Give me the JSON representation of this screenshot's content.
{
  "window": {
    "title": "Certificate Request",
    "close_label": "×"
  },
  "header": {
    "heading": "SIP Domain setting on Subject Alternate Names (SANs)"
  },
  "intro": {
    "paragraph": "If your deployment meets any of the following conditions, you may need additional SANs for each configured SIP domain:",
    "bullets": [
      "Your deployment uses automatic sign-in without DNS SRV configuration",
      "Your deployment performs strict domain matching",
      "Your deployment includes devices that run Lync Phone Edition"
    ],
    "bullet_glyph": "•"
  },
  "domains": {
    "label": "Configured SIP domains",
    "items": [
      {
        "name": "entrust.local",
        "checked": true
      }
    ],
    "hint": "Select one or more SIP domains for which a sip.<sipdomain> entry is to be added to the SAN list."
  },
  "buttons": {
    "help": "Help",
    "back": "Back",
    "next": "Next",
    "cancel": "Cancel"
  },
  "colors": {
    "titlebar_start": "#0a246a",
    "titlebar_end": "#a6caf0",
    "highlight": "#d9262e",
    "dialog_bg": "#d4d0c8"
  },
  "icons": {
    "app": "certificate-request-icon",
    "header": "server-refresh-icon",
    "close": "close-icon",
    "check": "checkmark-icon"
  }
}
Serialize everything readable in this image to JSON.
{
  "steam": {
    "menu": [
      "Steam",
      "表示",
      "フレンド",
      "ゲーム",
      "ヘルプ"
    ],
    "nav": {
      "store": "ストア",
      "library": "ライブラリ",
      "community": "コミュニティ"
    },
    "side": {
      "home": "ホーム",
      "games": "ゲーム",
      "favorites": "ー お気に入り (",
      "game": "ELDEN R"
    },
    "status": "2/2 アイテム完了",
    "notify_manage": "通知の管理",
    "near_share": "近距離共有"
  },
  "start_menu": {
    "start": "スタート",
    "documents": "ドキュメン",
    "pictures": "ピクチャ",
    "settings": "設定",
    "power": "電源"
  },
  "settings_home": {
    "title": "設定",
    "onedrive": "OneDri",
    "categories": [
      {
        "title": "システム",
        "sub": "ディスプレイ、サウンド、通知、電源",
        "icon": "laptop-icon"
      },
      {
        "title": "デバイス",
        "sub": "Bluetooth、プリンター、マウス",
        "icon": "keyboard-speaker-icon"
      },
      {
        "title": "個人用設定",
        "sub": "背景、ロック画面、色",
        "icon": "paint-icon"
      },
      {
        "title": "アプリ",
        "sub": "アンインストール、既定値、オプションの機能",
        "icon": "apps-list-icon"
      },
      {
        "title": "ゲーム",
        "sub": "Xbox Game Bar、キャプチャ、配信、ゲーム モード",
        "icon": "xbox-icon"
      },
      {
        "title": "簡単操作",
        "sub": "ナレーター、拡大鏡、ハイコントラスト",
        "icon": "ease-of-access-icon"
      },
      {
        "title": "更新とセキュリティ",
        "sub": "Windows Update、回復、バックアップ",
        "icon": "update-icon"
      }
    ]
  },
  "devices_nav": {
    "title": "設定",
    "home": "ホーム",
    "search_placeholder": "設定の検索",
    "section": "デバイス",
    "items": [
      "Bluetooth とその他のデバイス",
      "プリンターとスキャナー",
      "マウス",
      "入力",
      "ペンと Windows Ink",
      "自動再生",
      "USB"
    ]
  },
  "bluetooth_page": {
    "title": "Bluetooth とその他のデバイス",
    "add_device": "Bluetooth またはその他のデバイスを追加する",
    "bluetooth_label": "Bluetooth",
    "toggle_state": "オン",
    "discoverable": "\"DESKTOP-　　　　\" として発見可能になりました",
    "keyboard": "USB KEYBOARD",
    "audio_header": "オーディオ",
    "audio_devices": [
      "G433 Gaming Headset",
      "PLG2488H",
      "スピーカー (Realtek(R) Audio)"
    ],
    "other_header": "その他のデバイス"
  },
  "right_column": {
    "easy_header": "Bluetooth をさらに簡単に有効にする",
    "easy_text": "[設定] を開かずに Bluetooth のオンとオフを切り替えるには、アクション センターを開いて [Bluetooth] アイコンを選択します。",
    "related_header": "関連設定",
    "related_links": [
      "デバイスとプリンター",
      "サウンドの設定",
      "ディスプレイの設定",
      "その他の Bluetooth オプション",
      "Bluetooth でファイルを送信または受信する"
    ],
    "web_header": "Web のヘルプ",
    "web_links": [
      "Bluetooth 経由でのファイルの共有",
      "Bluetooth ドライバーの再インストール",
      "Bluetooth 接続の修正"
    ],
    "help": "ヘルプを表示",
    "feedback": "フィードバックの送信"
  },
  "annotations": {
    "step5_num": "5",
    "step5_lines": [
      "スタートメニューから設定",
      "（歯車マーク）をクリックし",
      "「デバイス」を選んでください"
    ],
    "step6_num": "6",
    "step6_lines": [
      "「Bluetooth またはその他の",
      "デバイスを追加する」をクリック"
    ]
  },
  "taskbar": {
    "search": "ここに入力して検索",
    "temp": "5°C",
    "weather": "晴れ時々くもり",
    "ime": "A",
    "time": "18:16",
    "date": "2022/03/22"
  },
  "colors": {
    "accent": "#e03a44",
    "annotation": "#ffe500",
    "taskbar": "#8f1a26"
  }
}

▸ WHAT YOU SHOULD DO: Some lines of the data may hold the word "this". Say how many do, with nothing else.

▸ WRITTEN RESPONSE: 2